### THE TASK
Show all lines that include the string "points"; copy each one.

·····

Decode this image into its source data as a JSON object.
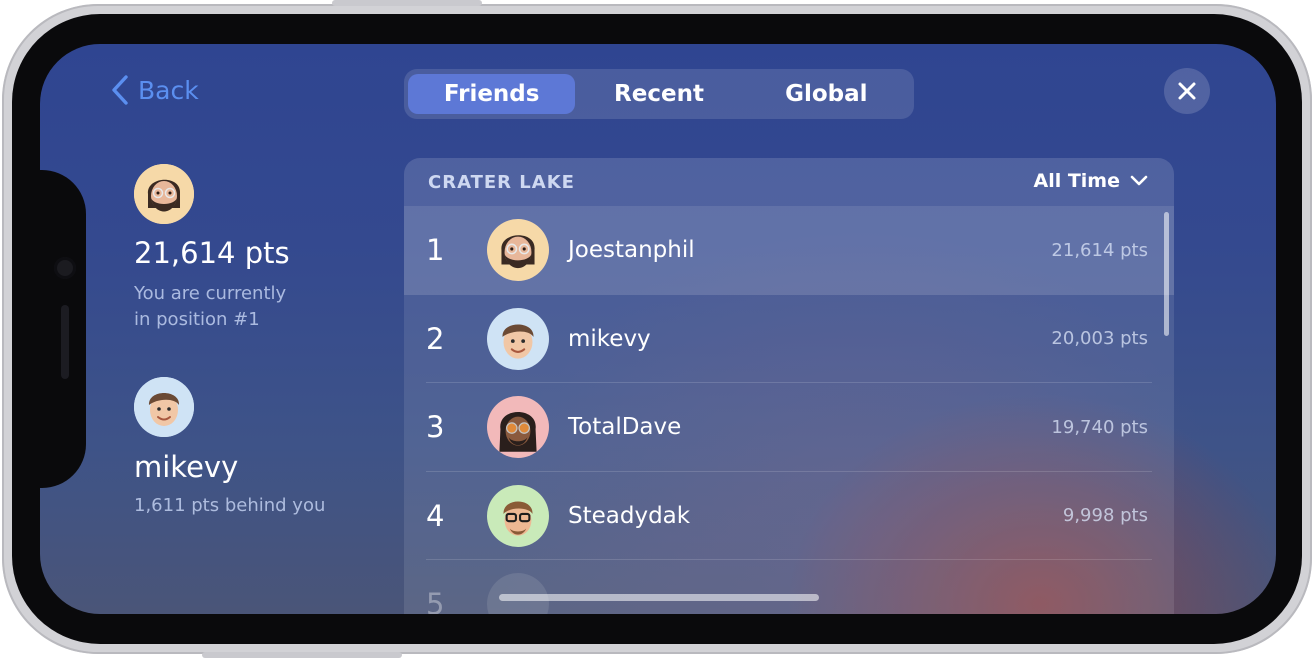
{
  "nav": {
    "back_label": "Back",
    "tabs": [
      {
        "label": "Friends",
        "active": true
      },
      {
        "label": "Recent",
        "active": false
      },
      {
        "label": "Global",
        "active": false
      }
    ],
    "close_icon": "close-icon"
  },
  "summary": {
    "points": "21,614 pts",
    "position_line1": "You are currently",
    "position_line2": "in position #1",
    "rival_name": "mikevy",
    "rival_gap": "1,611 pts behind you"
  },
  "leaderboard": {
    "title": "CRATER LAKE",
    "filter_label": "All Time",
    "rows": [
      {
        "rank": "1",
        "name": "Joestanphil",
        "points": "21,614 pts",
        "avatar": "bearded-glasses-avatar",
        "avatar_bg": "#f6d9a8"
      },
      {
        "rank": "2",
        "name": "mikevy",
        "points": "20,003 pts",
        "avatar": "young-man-avatar",
        "avatar_bg": "#cfe3f5"
      },
      {
        "rank": "3",
        "name": "TotalDave",
        "points": "19,740 pts",
        "avatar": "dreadlocks-sunglasses-avatar",
        "avatar_bg": "#f2b9ba"
      },
      {
        "rank": "4",
        "name": "Steadydak",
        "points": "9,998 pts",
        "avatar": "glasses-man-avatar",
        "avatar_bg": "#c9eab9"
      },
      {
        "rank": "5",
        "name": "",
        "points": "",
        "avatar": "partial-avatar",
        "avatar_bg": "#8d94a8"
      }
    ]
  },
  "colors": {
    "accent": "#5b8ff0",
    "segment_active": "#5d78d6"
  }
}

·····

### WRITTEN SOLUTION
    "points": "21,614 pts",
        "points": "21,614 pts",
        "points": "20,003 pts",
        "points": "19,740 pts",
        "points": "9,998 pts",
        "points": "",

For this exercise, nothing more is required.